(Stored data entries)

########################################

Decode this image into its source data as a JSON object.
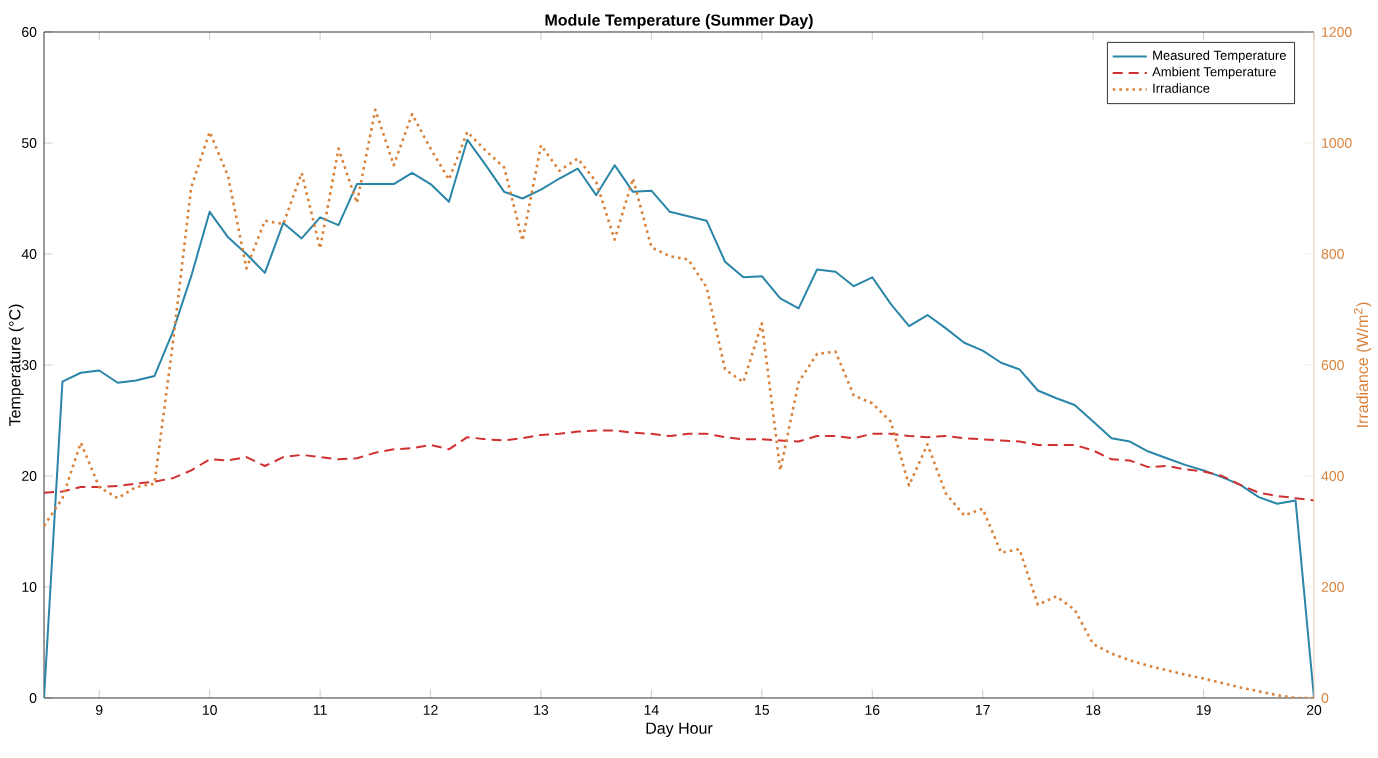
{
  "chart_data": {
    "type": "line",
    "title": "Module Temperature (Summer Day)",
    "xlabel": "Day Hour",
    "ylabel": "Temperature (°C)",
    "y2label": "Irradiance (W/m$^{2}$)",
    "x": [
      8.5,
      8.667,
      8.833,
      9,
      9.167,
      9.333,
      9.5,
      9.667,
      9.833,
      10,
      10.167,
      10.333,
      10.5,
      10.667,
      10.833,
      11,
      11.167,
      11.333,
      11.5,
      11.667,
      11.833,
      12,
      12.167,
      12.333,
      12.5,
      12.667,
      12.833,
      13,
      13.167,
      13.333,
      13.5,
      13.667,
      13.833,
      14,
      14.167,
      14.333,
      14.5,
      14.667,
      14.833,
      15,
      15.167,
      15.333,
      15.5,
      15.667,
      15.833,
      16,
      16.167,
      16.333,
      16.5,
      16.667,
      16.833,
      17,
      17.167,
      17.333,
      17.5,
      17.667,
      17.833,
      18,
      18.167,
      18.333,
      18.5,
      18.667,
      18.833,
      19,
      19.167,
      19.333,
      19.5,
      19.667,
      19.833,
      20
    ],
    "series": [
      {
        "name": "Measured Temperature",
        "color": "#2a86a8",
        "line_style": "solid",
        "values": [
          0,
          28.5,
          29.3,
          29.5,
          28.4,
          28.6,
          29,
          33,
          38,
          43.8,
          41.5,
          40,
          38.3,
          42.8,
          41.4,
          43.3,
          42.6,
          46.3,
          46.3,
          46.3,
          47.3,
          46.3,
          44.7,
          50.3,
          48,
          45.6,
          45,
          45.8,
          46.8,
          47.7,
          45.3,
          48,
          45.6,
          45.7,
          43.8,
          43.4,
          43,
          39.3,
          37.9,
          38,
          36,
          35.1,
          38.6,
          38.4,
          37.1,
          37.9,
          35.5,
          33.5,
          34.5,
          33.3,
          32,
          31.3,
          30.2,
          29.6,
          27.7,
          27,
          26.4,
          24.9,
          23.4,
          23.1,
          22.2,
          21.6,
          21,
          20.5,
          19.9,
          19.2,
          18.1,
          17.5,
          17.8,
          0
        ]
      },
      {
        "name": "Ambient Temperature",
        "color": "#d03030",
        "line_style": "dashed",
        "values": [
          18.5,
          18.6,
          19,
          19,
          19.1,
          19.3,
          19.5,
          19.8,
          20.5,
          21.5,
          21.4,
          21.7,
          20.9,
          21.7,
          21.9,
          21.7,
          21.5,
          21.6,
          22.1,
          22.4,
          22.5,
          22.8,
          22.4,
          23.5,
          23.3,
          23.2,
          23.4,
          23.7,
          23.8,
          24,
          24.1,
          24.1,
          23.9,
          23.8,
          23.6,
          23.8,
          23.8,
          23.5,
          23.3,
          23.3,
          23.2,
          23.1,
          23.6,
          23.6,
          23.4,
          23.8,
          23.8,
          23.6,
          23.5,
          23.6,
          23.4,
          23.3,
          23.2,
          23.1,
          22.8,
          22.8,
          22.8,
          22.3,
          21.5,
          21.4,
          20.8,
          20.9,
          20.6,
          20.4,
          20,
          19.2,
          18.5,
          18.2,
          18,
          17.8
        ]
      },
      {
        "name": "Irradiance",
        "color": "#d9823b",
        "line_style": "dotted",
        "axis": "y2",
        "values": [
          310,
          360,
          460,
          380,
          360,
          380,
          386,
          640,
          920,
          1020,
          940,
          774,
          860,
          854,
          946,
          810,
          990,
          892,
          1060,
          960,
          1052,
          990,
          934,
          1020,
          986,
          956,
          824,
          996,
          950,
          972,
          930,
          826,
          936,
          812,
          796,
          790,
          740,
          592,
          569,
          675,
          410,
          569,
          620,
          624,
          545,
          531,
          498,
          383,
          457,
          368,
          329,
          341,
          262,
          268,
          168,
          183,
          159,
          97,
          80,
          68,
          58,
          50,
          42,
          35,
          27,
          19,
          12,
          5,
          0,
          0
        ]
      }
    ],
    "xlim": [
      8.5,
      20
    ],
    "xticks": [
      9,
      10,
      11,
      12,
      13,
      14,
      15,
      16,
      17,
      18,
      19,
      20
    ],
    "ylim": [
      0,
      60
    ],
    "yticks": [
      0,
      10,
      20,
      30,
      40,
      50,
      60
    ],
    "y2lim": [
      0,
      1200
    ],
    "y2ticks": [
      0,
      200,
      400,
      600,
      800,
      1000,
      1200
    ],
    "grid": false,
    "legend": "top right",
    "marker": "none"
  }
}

########################################

• **Instructions for the task**: Pick out all lines from the data above in which the word "Temperature" appears.

• **Finished answer**:
    "title": "Module Temperature (Summer Day)",
    "ylabel": "Temperature (°C)",
        "name": "Measured Temperature",
        "name": "Ambient Temperature",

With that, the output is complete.